[PROVIDED DATA]
____

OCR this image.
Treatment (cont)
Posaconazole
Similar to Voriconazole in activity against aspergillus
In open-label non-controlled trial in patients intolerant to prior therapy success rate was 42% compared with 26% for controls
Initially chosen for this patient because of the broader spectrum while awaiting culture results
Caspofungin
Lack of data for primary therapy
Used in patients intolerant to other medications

____

[WHAT IS EXPECTED]
In full and without alteration, output the listing.

[OUTPUT]
OCR this image.
Treatment (cont)
Posaconazole
Similar to Voriconazole in activity against aspergillus
In open-label non-controlled trial in patients intolerant to prior therapy success rate was 42% compared with 26% for controls
Initially chosen for this patient because of the broader spectrum while awaiting culture results
Caspofungin
Lack of data for primary therapy
Used in patients intolerant to other medications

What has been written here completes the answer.